■ **Stated goal**
Beneath this sentence is a set of records; write each of them out exactly.

-- Begin Materials provided --

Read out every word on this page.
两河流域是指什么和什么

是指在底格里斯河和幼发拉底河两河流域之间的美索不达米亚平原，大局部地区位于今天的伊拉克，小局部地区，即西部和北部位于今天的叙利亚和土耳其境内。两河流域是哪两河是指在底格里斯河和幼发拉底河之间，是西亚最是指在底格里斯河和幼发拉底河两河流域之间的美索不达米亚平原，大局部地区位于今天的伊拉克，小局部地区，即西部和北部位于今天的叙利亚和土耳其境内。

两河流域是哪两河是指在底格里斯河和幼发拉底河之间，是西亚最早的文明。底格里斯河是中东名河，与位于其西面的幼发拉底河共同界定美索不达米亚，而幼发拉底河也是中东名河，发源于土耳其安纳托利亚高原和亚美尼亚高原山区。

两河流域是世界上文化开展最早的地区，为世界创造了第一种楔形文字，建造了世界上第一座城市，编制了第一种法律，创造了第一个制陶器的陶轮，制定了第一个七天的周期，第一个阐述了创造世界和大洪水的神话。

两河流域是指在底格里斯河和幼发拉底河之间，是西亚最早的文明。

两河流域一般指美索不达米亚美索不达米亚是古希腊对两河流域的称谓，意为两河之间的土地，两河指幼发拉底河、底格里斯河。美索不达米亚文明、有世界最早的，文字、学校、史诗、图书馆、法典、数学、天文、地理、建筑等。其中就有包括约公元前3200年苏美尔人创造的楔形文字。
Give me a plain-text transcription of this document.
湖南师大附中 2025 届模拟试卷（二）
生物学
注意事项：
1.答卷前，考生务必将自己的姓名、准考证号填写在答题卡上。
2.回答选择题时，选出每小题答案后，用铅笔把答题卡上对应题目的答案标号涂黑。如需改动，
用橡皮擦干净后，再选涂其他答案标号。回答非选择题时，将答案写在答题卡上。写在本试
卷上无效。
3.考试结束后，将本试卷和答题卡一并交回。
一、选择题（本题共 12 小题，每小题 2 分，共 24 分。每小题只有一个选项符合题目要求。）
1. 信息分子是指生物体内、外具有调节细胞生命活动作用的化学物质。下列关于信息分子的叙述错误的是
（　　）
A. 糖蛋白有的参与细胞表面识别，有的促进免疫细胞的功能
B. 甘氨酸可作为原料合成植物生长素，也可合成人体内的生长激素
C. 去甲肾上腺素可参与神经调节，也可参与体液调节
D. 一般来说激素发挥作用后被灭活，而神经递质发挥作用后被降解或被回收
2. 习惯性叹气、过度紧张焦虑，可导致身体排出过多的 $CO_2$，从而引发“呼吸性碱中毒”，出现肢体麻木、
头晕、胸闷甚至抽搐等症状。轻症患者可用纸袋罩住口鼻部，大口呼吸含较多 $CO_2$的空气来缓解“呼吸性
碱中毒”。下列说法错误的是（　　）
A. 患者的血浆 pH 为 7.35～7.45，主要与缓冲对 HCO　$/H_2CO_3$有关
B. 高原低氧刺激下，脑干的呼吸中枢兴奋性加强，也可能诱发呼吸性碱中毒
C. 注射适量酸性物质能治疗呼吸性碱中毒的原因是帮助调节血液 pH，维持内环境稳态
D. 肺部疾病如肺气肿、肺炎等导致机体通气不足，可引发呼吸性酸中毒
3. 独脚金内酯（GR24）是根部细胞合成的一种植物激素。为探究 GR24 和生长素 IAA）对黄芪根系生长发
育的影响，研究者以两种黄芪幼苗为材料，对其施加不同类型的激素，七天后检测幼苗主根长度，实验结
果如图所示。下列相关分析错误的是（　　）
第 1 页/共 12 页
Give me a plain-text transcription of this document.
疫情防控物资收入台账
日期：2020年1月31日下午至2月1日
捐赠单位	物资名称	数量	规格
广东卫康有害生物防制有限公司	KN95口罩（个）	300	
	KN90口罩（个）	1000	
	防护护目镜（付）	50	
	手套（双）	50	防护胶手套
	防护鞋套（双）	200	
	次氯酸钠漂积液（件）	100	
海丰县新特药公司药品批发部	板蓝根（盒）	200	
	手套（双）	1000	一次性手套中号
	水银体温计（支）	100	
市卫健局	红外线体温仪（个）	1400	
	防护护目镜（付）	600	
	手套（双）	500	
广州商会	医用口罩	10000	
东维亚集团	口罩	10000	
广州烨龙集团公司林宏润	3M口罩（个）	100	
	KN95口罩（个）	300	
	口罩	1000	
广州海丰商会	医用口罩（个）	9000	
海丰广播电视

-- End Materials provided --

■ **Task output**
Read out every word on this page.
两河流域是指什么和什么

是指在底格里斯河和幼发拉底河两河流域之间的美索不达米亚平原，大局部地区位于今天的伊拉克，小局部地区，即西部和北部位于今天的叙利亚和土耳其境内。两河流域是哪两河是指在底格里斯河和幼发拉底河之间，是西亚最是指在底格里斯河和幼发拉底河两河流域之间的美索不达米亚平原，大局部地区位于今天的伊拉克，小局部地区，即西部和北部位于今天的叙利亚和土耳其境内。

两河流域是哪两河是指在底格里斯河和幼发拉底河之间，是西亚最早的文明。底格里斯河是中东名河，与位于其西面的幼发拉底河共同界定美索不达米亚，而幼发拉底河也是中东名河，发源于土耳其安纳托利亚高原和亚美尼亚高原山区。

两河流域是世界上文化开展最早的地区，为世界创造了第一种楔形文字，建造了世界上第一座城市，编制了第一种法律，创造了第一个制陶器的陶轮，制定了第一个七天的周期，第一个阐述了创造世界和大洪水的神话。

两河流域是指在底格里斯河和幼发拉底河之间，是西亚最早的文明。

两河流域一般指美索不达米亚美索不达米亚是古希腊对两河流域的称谓，意为两河之间的土地，两河指幼发拉底河、底格里斯河。美索不达米亚文明、有世界最早的，文字、学校、史诗、图书馆、法典、数学、天文、地理、建筑等。其中就有包括约公元前3200年苏美尔人创造的楔形文字。
Give me a plain-text transcription of this document.
湖南师大附中 2025 届模拟试卷（二）
生物学
注意事项：
1.答卷前，考生务必将自己的姓名、准考证号填写在答题卡上。
2.回答选择题时，选出每小题答案后，用铅笔把答题卡上对应题目的答案标号涂黑。如需改动，
用橡皮擦干净后，再选涂其他答案标号。回答非选择题时，将答案写在答题卡上。写在本试
卷上无效。
3.考试结束后，将本试卷和答题卡一并交回。
一、选择题（本题共 12 小题，每小题 2 分，共 24 分。每小题只有一个选项符合题目要求。）
1. 信息分子是指生物体内、外具有调节细胞生命活动作用的化学物质。下列关于信息分子的叙述错误的是
（　　）
A. 糖蛋白有的参与细胞表面识别，有的促进免疫细胞的功能
B. 甘氨酸可作为原料合成植物生长素，也可合成人体内的生长激素
C. 去甲肾上腺素可参与神经调节，也可参与体液调节
D. 一般来说激素发挥作用后被灭活，而神经递质发挥作用后被降解或被回收
2. 习惯性叹气、过度紧张焦虑，可导致身体排出过多的 $CO_2$，从而引发“呼吸性碱中毒”，出现肢体麻木、
头晕、胸闷甚至抽搐等症状。轻症患者可用纸袋罩住口鼻部，大口呼吸含较多 $CO_2$的空气来缓解“呼吸性
碱中毒”。下列说法错误的是（　　）
A. 患者的血浆 pH 为 7.35～7.45，主要与缓冲对 HCO　$/H_2CO_3$有关
B. 高原低氧刺激下，脑干的呼吸中枢兴奋性加强，也可能诱发呼吸性碱中毒
C. 注射适量酸性物质能治疗呼吸性碱中毒的原因是帮助调节血液 pH，维持内环境稳态
D. 肺部疾病如肺气肿、肺炎等导致机体通气不足，可引发呼吸性酸中毒
3. 独脚金内酯（GR24）是根部细胞合成的一种植物激素。为探究 GR24 和生长素 IAA）对黄芪根系生长发
育的影响，研究者以两种黄芪幼苗为材料，对其施加不同类型的激素，七天后检测幼苗主根长度，实验结
果如图所示。下列相关分析错误的是（　　）
第 1 页/共 12 页
Give me a plain-text transcription of this document.
疫情防控物资收入台账
日期：2020年1月31日下午至2月1日
捐赠单位	物资名称	数量	规格
广东卫康有害生物防制有限公司	KN95口罩（个）	300	
	KN90口罩（个）	1000	
	防护护目镜（付）	50	
	手套（双）	50	防护胶手套
	防护鞋套（双）	200	
	次氯酸钠漂积液（件）	100	
海丰县新特药公司药品批发部	板蓝根（盒）	200	
	手套（双）	1000	一次性手套中号
	水银体温计（支）	100	
市卫健局	红外线体温仪（个）	1400	
	防护护目镜（付）	600	
	手套（双）	500	
广州商会	医用口罩	10000	
东维亚集团	口罩	10000	
广州烨龙集团公司林宏润	3M口罩（个）	100	
	KN95口罩（个）	300	
	口罩	1000	
广州海丰商会	医用口罩（个）	9000	
海丰广播电视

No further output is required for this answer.